--- Start Extracted material ---

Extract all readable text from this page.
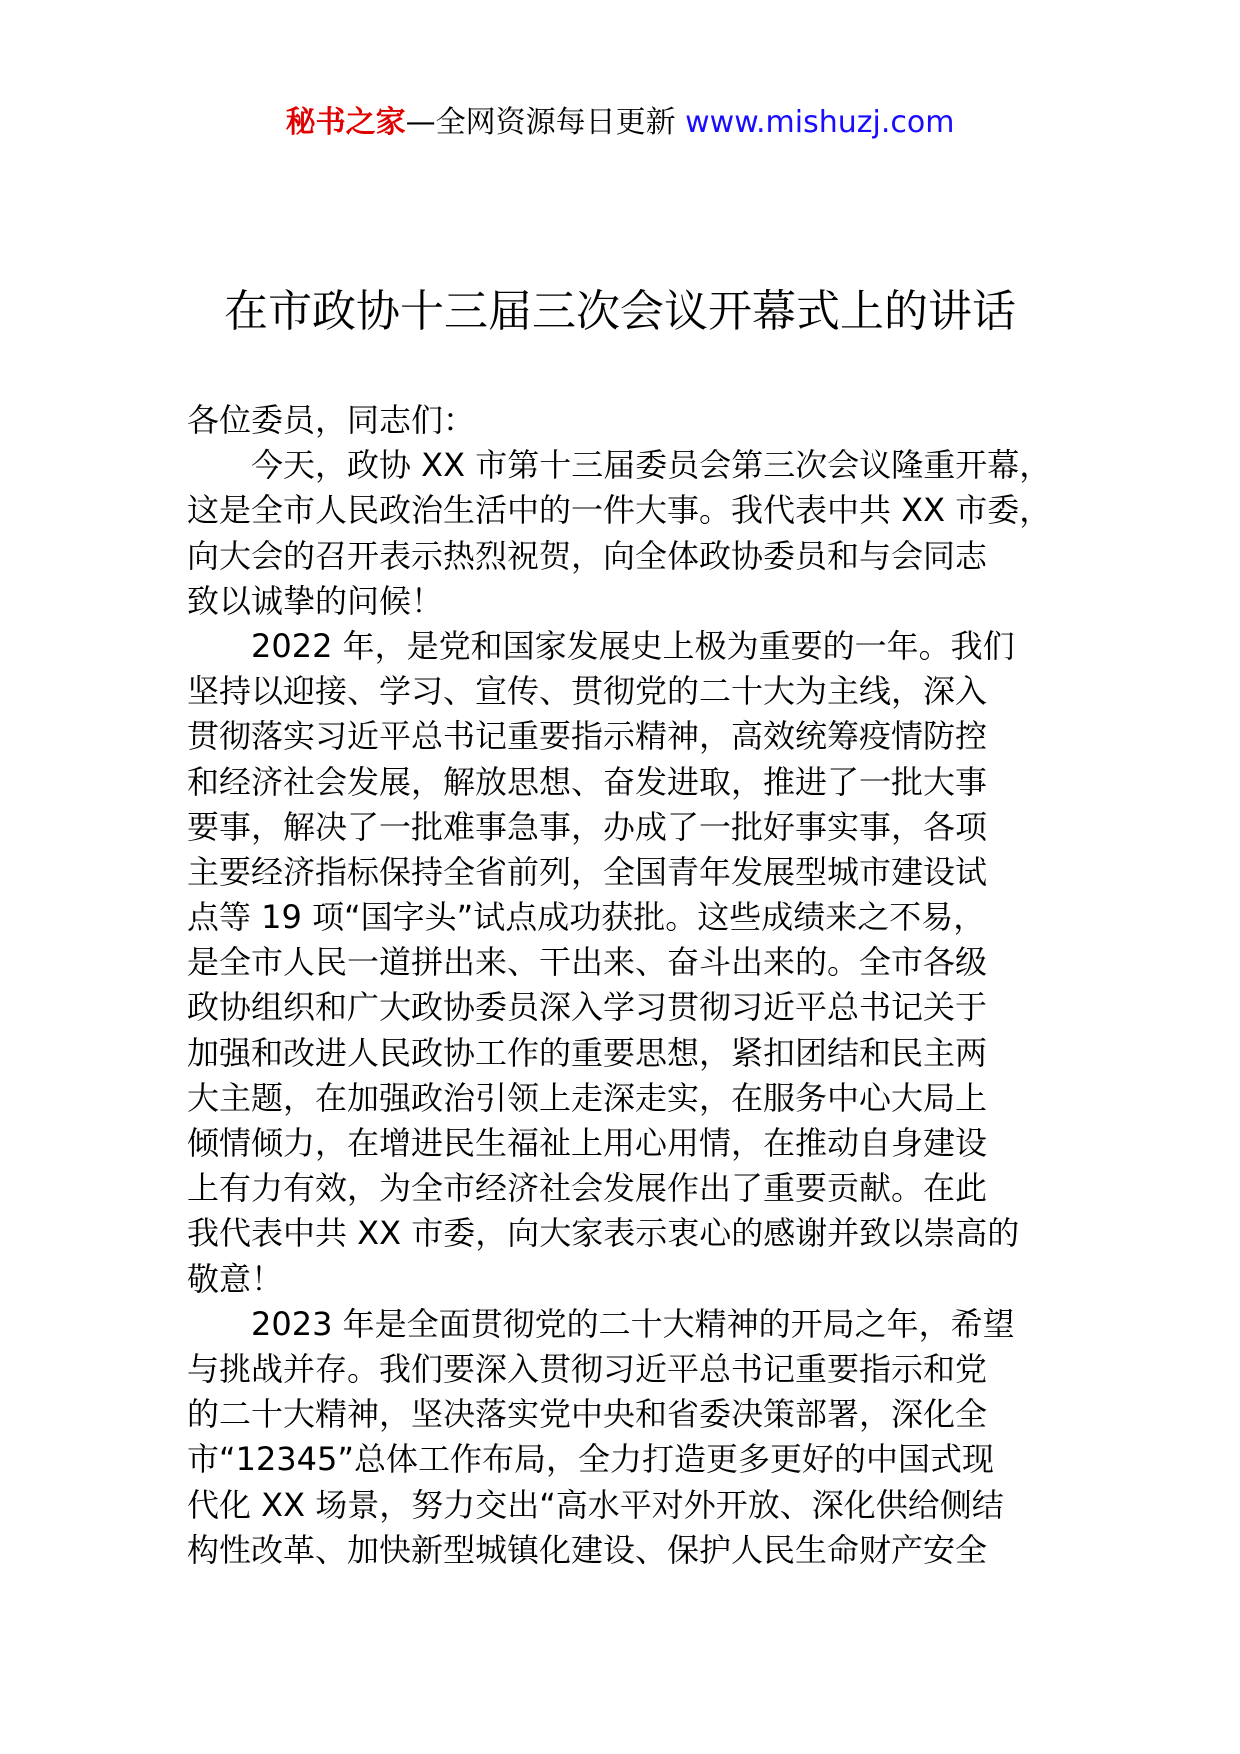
秘书之家—全网资源每日更新 www.mishuzj.com
在市政协十三届三次会议开幕式上的讲话
各位委员，同志们：
　　今天，政协 XX 市第十三届委员会第三次会议隆重开幕，
这是全市人民政治生活中的一件大事。我代表中共 XX 市委，
向大会的召开表示热烈祝贺，向全体政协委员和与会同志
致以诚挚的问候！
　　2022 年，是党和国家发展史上极为重要的一年。我们
坚持以迎接、学习、宣传、贯彻党的二十大为主线，深入
贯彻落实习近平总书记重要指示精神，高效统筹疫情防控
和经济社会发展，解放思想、奋发进取，推进了一批大事
要事，解决了一批难事急事，办成了一批好事实事，各项
主要经济指标保持全省前列，全国青年发展型城市建设试
点等 19 项“国字头”试点成功获批。这些成绩来之不易，
是全市人民一道拼出来、干出来、奋斗出来的。全市各级
政协组织和广大政协委员深入学习贯彻习近平总书记关于
加强和改进人民政协工作的重要思想，紧扣团结和民主两
大主题，在加强政治引领上走深走实，在服务中心大局上
倾情倾力，在增进民生福祉上用心用情，在推动自身建设
上有力有效，为全市经济社会发展作出了重要贡献。在此
我代表中共 XX 市委，向大家表示衷心的感谢并致以崇高的
敬意！
　　2023 年是全面贯彻党的二十大精神的开局之年，希望
与挑战并存。我们要深入贯彻习近平总书记重要指示和党
的二十大精神，坚决落实党中央和省委决策部署，深化全
市“12345”总体工作布局，全力打造更多更好的中国式现
代化 XX 场景，努力交出“高水平对外开放、深化供给侧结
构性改革、加快新型城镇化建设、保护人民生命财产安全
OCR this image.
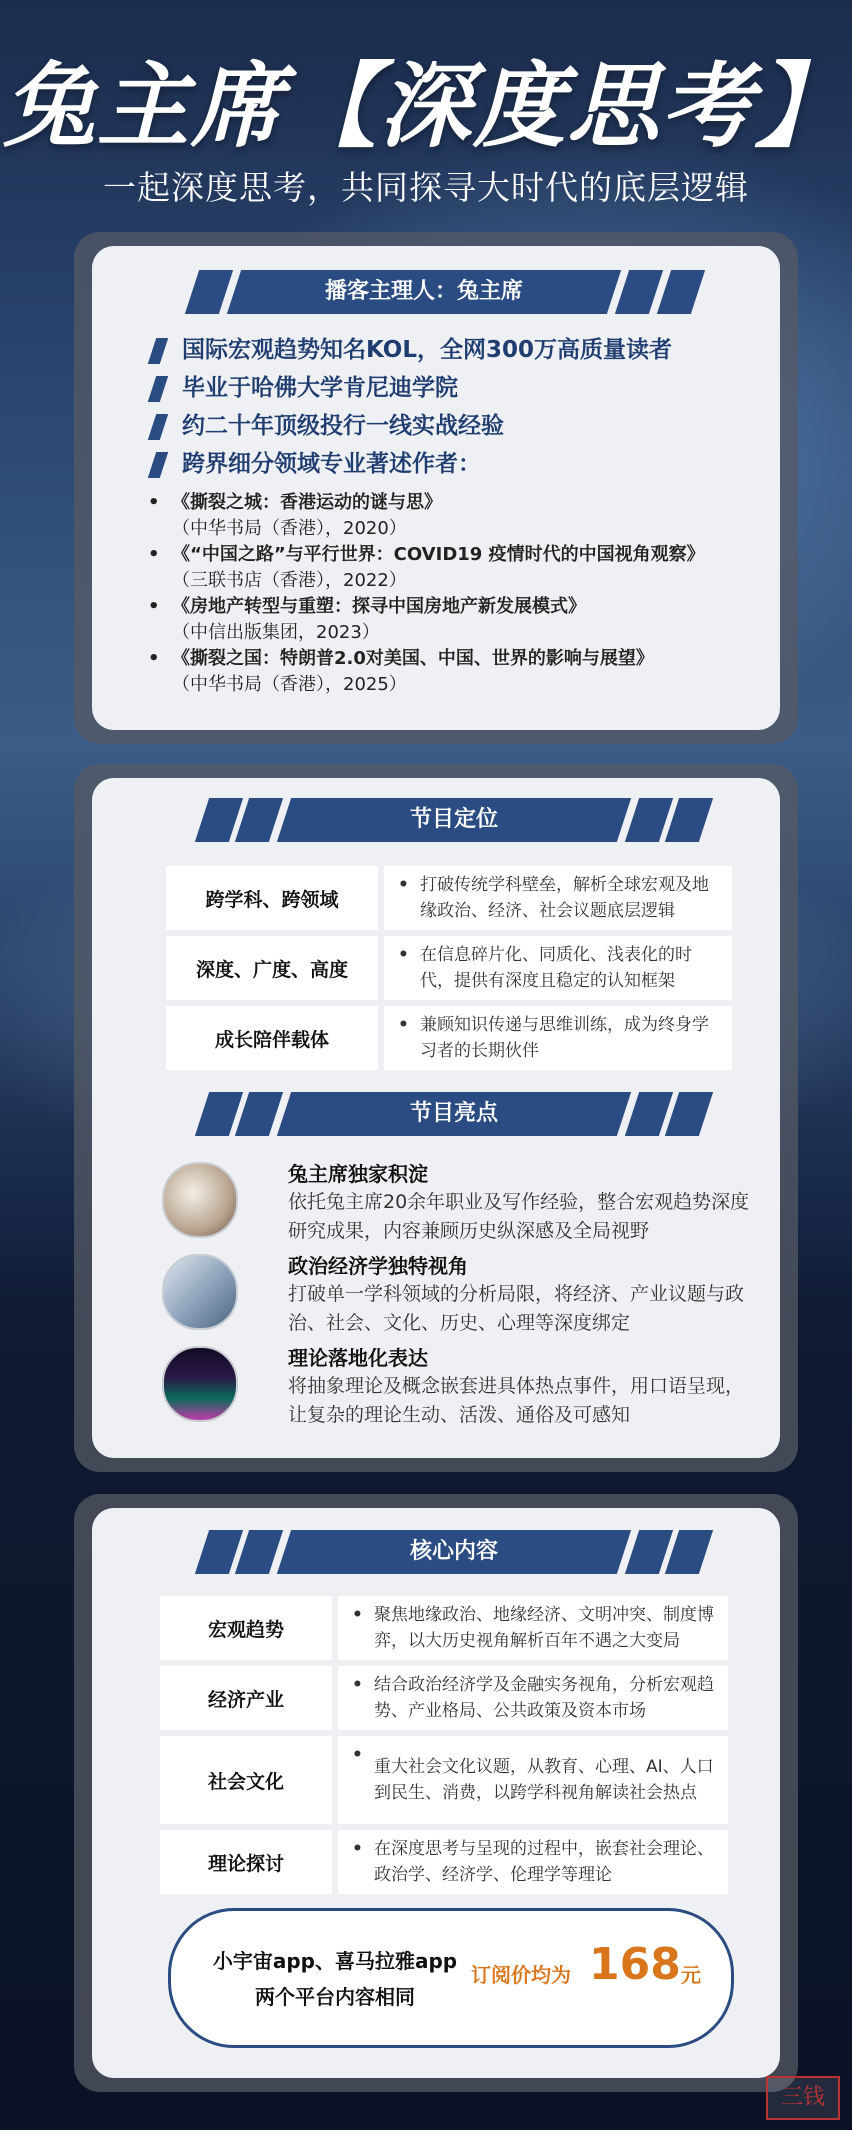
兔主席【深度思考】
一起深度思考，共同探寻大时代的底层逻辑
播客主理人：兔主席
国际宏观趋势知名KOL，全网300万高质量读者
毕业于哈佛大学肯尼迪学院
约二十年顶级投行一线实战经验
跨界细分领域专业著述作者：
• 《撕裂之城：香港运动的谜与思》
（中华书局（香港），2020）
• 《“中国之路”与平行世界：COVID19 疫情时代的中国视角观察》
（三联书店（香港），2022）
• 《房地产转型与重塑：探寻中国房地产新发展模式》
（中信出版集团，2023）
• 《撕裂之国：特朗普2.0对美国、中国、世界的影响与展望》
（中华书局（香港），2025）
节目定位
跨学科、跨领域	• 打破传统学科壁垒，解析全球宏观及地缘政治、经济、社会议题底层逻辑
深度、广度、高度	• 在信息碎片化、同质化、浅表化的时代，提供有深度且稳定的认知框架
成长陪伴载体	• 兼顾知识传递与思维训练，成为终身学习者的长期伙伴
节目亮点
兔主席独家积淀
依托兔主席20余年职业及写作经验，整合宏观趋势深度研究成果，内容兼顾历史纵深感及全局视野
政治经济学独特视角
打破单一学科领域的分析局限，将经济、产业议题与政治、社会、文化、历史、心理等深度绑定
理论落地化表达
将抽象理论及概念嵌套进具体热点事件，用口语呈现，让复杂的理论生动、活泼、通俗及可感知
核心内容
宏观趋势	• 聚焦地缘政治、地缘经济、文明冲突、制度博弈，以大历史视角解析百年不遇之大变局
经济产业	• 结合政治经济学及金融实务视角，分析宏观趋势、产业格局、公共政策及资本市场
社会文化	•
重大社会文化议题，从教育、心理、AI、人口到民生、消费，以跨学科视角解读社会热点
理论探讨	• 在深度思考与呈现的过程中，嵌套社会理论、政治学、经济学、伦理学等理论
小宇宙app、喜马拉雅app
两个平台内容相同
订阅价均为 168 元
三钱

--- End Extracted material ---

Exercise objective → Transcribe the whole listing exactly. Pictures stay out of your copy.

Exercise response →
Extract all readable text from this page.
秘书之家—全网资源每日更新 www.mishuzj.com
在市政协十三届三次会议开幕式上的讲话
各位委员，同志们：
　　今天，政协 XX 市第十三届委员会第三次会议隆重开幕，
这是全市人民政治生活中的一件大事。我代表中共 XX 市委，
向大会的召开表示热烈祝贺，向全体政协委员和与会同志
致以诚挚的问候！
　　2022 年，是党和国家发展史上极为重要的一年。我们
坚持以迎接、学习、宣传、贯彻党的二十大为主线，深入
贯彻落实习近平总书记重要指示精神，高效统筹疫情防控
和经济社会发展，解放思想、奋发进取，推进了一批大事
要事，解决了一批难事急事，办成了一批好事实事，各项
主要经济指标保持全省前列，全国青年发展型城市建设试
点等 19 项“国字头”试点成功获批。这些成绩来之不易，
是全市人民一道拼出来、干出来、奋斗出来的。全市各级
政协组织和广大政协委员深入学习贯彻习近平总书记关于
加强和改进人民政协工作的重要思想，紧扣团结和民主两
大主题，在加强政治引领上走深走实，在服务中心大局上
倾情倾力，在增进民生福祉上用心用情，在推动自身建设
上有力有效，为全市经济社会发展作出了重要贡献。在此
我代表中共 XX 市委，向大家表示衷心的感谢并致以崇高的
敬意！
　　2023 年是全面贯彻党的二十大精神的开局之年，希望
与挑战并存。我们要深入贯彻习近平总书记重要指示和党
的二十大精神，坚决落实党中央和省委决策部署，深化全
市“12345”总体工作布局，全力打造更多更好的中国式现
代化 XX 场景，努力交出“高水平对外开放、深化供给侧结
构性改革、加快新型城镇化建设、保护人民生命财产安全
OCR this image.
兔主席【深度思考】
一起深度思考，共同探寻大时代的底层逻辑
播客主理人：兔主席
国际宏观趋势知名KOL，全网300万高质量读者
毕业于哈佛大学肯尼迪学院
约二十年顶级投行一线实战经验
跨界细分领域专业著述作者：
• 《撕裂之城：香港运动的谜与思》
（中华书局（香港），2020）
• 《“中国之路”与平行世界：COVID19 疫情时代的中国视角观察》
（三联书店（香港），2022）
• 《房地产转型与重塑：探寻中国房地产新发展模式》
（中信出版集团，2023）
• 《撕裂之国：特朗普2.0对美国、中国、世界的影响与展望》
（中华书局（香港），2025）
节目定位
跨学科、跨领域	• 打破传统学科壁垒，解析全球宏观及地缘政治、经济、社会议题底层逻辑
深度、广度、高度	• 在信息碎片化、同质化、浅表化的时代，提供有深度且稳定的认知框架
成长陪伴载体	• 兼顾知识传递与思维训练，成为终身学习者的长期伙伴
节目亮点
兔主席独家积淀
依托兔主席20余年职业及写作经验，整合宏观趋势深度研究成果，内容兼顾历史纵深感及全局视野
政治经济学独特视角
打破单一学科领域的分析局限，将经济、产业议题与政治、社会、文化、历史、心理等深度绑定
理论落地化表达
将抽象理论及概念嵌套进具体热点事件，用口语呈现，让复杂的理论生动、活泼、通俗及可感知
核心内容
宏观趋势	• 聚焦地缘政治、地缘经济、文明冲突、制度博弈，以大历史视角解析百年不遇之大变局
经济产业	• 结合政治经济学及金融实务视角，分析宏观趋势、产业格局、公共政策及资本市场
社会文化	•
重大社会文化议题，从教育、心理、AI、人口到民生、消费，以跨学科视角解读社会热点
理论探讨	• 在深度思考与呈现的过程中，嵌套社会理论、政治学、经济学、伦理学等理论
小宇宙app、喜马拉雅app
两个平台内容相同
订阅价均为 168 元
三钱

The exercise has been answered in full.